== What you are asked to do ==
Pictures do not belong in your copy. Repeat all the other data exactly.

== Records ==
• • • •

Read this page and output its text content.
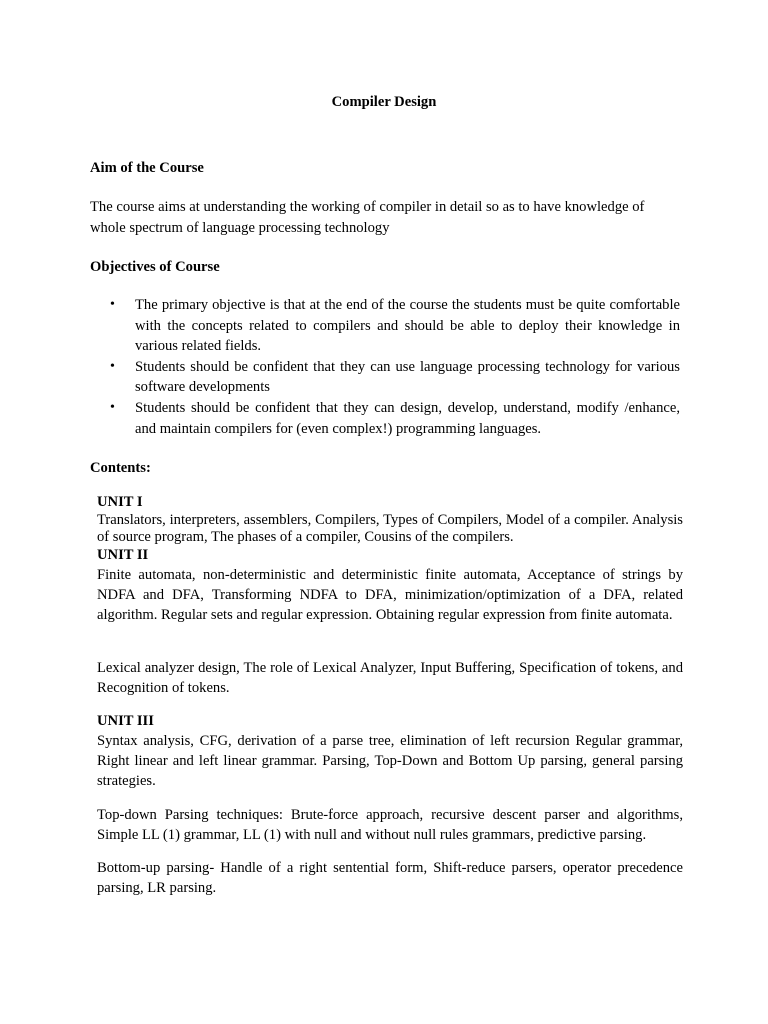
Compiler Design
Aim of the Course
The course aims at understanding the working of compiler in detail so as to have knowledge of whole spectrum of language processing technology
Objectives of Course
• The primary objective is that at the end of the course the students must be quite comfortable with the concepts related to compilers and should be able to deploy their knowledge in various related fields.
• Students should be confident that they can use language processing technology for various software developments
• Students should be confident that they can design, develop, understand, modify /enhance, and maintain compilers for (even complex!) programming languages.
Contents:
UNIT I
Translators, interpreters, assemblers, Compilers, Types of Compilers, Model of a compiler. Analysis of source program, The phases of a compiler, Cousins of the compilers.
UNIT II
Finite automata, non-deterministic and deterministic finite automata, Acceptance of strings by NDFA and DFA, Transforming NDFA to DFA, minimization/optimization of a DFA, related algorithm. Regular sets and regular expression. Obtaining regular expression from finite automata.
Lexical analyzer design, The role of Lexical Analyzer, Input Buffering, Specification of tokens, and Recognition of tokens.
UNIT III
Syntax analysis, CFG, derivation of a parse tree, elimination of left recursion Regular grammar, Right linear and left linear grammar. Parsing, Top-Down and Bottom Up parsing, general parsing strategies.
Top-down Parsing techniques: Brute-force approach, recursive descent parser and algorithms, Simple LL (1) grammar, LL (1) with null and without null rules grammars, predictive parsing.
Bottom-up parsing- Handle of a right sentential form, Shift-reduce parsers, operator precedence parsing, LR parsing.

• • • •

== Solution to the problem ==
Read this page and output its text content.
Compiler Design
Aim of the Course
The course aims at understanding the working of compiler in detail so as to have knowledge of whole spectrum of language processing technology
Objectives of Course
• The primary objective is that at the end of the course the students must be quite comfortable with the concepts related to compilers and should be able to deploy their knowledge in various related fields.
• Students should be confident that they can use language processing technology for various software developments
• Students should be confident that they can design, develop, understand, modify /enhance, and maintain compilers for (even complex!) programming languages.
Contents:
UNIT I
Translators, interpreters, assemblers, Compilers, Types of Compilers, Model of a compiler. Analysis of source program, The phases of a compiler, Cousins of the compilers.
UNIT II
Finite automata, non-deterministic and deterministic finite automata, Acceptance of strings by NDFA and DFA, Transforming NDFA to DFA, minimization/optimization of a DFA, related algorithm. Regular sets and regular expression. Obtaining regular expression from finite automata.
Lexical analyzer design, The role of Lexical Analyzer, Input Buffering, Specification of tokens, and Recognition of tokens.
UNIT III
Syntax analysis, CFG, derivation of a parse tree, elimination of left recursion Regular grammar, Right linear and left linear grammar. Parsing, Top-Down and Bottom Up parsing, general parsing strategies.
Top-down Parsing techniques: Brute-force approach, recursive descent parser and algorithms, Simple LL (1) grammar, LL (1) with null and without null rules grammars, predictive parsing.
Bottom-up parsing- Handle of a right sentential form, Shift-reduce parsers, operator precedence parsing, LR parsing.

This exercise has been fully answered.